== Exercise directions ==
Tally the lines that include "rank". Output the number only.

== Record list ==
● ● ● ● ● ● ●

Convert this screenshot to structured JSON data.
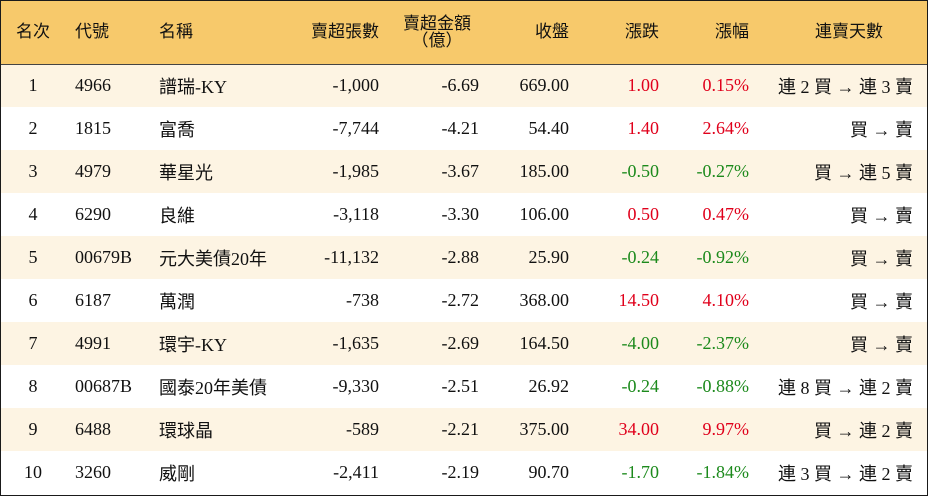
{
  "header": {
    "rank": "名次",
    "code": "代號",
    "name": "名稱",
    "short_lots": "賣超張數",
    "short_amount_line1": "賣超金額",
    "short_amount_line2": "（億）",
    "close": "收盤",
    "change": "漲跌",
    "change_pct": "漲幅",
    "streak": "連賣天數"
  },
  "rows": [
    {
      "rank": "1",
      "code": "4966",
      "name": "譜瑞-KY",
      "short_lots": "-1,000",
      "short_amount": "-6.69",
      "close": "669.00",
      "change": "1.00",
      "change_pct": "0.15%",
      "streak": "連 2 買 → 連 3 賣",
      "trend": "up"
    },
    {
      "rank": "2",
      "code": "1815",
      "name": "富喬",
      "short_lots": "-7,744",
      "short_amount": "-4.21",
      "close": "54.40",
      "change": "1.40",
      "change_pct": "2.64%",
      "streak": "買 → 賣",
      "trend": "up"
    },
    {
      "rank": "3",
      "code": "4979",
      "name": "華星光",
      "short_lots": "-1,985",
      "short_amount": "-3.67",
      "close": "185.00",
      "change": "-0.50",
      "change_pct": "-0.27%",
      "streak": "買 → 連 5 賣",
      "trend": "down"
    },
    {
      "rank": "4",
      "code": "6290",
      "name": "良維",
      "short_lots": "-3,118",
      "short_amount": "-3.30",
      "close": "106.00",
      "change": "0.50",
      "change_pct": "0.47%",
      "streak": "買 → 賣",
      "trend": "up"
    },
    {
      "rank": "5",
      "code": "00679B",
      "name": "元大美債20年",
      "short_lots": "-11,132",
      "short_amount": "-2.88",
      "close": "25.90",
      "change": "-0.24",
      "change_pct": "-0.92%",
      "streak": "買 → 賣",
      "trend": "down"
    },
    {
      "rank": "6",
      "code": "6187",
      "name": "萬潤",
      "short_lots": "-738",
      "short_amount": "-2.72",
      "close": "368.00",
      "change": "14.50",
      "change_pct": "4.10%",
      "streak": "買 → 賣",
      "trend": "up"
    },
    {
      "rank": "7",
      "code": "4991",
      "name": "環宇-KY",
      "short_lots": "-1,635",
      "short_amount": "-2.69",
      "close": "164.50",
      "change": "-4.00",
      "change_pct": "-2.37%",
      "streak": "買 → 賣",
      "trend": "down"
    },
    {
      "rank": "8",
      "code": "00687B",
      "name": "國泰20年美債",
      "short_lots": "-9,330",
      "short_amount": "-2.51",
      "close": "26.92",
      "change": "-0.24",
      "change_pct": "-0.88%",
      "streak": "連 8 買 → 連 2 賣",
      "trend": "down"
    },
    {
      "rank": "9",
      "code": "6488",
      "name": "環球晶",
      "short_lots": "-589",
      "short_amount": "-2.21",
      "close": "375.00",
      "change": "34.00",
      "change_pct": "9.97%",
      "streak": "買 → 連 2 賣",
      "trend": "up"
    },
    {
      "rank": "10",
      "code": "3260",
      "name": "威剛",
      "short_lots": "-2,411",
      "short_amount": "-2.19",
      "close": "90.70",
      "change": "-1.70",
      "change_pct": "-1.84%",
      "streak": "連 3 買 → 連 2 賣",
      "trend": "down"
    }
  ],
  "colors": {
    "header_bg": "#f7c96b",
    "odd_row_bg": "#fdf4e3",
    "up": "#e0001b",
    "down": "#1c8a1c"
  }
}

● ● ● ● ● ● ●

== Solution for this exercise ==
11